Stored records
────────────────────

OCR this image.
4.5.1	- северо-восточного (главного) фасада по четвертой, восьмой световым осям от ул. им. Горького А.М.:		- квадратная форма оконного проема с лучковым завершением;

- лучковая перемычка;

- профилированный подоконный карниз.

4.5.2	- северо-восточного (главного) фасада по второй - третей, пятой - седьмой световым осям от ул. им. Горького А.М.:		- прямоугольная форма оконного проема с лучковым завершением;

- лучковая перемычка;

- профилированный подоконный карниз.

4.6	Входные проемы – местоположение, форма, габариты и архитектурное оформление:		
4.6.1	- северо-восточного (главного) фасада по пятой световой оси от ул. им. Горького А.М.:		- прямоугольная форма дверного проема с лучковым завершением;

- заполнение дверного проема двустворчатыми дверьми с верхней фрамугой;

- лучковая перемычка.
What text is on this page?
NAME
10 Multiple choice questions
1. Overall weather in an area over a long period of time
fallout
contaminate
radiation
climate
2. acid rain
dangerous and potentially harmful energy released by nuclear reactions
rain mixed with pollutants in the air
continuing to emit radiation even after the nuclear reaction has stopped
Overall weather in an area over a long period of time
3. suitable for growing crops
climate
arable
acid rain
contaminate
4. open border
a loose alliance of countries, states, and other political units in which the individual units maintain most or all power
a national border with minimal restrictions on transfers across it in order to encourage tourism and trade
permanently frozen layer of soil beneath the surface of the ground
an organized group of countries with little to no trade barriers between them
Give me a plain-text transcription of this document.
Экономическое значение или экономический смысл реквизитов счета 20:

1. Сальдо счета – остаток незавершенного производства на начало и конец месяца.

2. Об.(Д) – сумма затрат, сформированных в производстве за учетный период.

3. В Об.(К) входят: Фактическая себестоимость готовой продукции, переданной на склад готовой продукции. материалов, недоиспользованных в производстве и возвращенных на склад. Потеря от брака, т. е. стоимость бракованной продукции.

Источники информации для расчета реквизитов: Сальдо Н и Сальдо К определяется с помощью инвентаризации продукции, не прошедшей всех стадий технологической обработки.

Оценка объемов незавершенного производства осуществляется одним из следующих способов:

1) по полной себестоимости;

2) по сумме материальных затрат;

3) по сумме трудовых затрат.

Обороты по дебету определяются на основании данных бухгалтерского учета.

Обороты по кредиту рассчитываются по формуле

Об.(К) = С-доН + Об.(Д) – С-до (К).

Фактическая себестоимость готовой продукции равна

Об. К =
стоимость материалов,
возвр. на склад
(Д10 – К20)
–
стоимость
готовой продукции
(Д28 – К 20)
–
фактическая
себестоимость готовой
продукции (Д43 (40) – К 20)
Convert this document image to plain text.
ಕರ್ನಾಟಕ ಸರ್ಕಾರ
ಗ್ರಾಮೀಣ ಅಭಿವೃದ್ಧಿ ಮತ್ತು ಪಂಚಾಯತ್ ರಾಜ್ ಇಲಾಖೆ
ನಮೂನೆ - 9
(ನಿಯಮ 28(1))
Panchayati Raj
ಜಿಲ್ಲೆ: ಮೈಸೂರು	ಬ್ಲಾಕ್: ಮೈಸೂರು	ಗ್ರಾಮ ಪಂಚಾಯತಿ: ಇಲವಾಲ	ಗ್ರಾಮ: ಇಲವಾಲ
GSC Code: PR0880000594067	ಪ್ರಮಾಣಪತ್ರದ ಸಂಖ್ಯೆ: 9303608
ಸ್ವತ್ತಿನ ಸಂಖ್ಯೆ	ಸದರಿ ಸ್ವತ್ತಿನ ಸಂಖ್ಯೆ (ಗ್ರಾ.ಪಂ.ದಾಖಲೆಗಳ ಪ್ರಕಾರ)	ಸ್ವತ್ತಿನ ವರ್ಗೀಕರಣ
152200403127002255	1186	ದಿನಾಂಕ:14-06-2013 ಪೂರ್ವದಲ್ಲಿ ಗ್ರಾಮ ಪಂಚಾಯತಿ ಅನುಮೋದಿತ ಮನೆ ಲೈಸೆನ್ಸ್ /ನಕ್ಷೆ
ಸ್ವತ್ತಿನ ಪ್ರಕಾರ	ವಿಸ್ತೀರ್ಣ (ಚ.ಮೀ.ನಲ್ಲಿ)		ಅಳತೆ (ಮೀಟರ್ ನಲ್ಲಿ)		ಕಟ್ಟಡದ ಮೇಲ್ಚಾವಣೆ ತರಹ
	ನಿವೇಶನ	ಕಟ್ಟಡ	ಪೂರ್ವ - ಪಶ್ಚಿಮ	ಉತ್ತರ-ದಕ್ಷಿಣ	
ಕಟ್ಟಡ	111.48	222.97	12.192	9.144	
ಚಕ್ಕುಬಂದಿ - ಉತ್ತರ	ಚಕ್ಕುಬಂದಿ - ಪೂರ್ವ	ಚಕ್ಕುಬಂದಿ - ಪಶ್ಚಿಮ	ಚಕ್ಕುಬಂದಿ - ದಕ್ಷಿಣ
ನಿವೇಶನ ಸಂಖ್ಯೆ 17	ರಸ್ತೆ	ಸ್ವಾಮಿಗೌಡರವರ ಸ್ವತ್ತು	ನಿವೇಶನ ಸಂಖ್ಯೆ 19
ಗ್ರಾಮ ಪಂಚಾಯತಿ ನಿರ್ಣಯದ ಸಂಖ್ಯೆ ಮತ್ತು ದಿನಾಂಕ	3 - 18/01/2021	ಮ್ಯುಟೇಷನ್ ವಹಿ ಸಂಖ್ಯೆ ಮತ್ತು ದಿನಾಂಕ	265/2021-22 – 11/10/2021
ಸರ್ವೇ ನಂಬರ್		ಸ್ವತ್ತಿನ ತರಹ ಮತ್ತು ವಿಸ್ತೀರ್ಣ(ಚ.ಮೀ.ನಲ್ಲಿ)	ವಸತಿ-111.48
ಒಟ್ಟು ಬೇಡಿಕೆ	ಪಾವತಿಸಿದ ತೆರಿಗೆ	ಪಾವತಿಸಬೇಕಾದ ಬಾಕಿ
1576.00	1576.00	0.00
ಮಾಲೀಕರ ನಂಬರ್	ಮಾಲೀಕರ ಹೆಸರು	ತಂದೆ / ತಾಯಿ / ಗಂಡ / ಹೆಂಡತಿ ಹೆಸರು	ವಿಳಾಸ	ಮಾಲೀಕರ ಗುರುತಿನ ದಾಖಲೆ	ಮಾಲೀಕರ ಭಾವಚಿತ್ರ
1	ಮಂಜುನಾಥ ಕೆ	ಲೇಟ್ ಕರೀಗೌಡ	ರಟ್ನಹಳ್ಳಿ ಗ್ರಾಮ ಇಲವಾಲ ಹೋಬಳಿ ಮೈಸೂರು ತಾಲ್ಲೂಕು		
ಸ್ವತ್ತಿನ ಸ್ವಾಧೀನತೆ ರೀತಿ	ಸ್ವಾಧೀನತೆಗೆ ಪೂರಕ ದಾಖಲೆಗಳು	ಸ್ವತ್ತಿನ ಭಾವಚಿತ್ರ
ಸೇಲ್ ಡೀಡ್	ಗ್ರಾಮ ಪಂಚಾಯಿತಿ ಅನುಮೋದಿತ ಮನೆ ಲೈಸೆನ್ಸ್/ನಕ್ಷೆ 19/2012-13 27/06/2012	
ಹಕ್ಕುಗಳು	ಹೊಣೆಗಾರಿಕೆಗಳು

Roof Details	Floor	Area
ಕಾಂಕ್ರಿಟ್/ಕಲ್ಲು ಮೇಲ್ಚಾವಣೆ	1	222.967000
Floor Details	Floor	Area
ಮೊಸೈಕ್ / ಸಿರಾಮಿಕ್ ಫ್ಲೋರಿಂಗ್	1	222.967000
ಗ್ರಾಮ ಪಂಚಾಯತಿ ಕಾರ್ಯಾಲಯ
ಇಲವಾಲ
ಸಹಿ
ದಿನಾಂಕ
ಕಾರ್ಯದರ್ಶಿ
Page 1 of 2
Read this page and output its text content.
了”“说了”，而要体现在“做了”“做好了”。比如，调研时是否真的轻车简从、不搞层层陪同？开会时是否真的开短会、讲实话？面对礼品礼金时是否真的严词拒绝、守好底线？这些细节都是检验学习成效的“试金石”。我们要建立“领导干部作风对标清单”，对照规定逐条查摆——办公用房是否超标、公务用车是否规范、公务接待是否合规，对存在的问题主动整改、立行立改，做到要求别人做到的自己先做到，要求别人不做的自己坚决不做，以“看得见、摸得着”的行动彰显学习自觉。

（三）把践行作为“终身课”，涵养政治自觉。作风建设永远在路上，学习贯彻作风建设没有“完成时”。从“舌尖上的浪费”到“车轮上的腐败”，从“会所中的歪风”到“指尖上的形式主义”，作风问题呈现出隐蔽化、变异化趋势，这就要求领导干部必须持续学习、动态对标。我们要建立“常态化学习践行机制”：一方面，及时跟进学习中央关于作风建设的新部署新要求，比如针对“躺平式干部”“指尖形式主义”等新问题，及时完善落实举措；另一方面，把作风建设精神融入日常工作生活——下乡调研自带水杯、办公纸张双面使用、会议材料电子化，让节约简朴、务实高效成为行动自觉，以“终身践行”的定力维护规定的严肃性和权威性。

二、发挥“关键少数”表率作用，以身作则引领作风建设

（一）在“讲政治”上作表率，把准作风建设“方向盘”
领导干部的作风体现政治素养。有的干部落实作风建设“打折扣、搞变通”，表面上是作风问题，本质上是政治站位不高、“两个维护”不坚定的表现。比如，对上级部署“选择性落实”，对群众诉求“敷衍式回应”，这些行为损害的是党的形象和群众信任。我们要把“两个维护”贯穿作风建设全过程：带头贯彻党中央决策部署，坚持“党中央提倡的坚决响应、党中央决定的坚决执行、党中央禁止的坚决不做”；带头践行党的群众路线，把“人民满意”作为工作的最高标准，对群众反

────────────────────

*WHAT THE TASK ASKS*.
In the records above, collect each line with "незавершенного".

*RESULT BELOW*.
1. Сальдо счета – остаток незавершенного производства на начало и конец месяца.
Оценка объемов незавершенного производства осуществляется одним из следующих способов:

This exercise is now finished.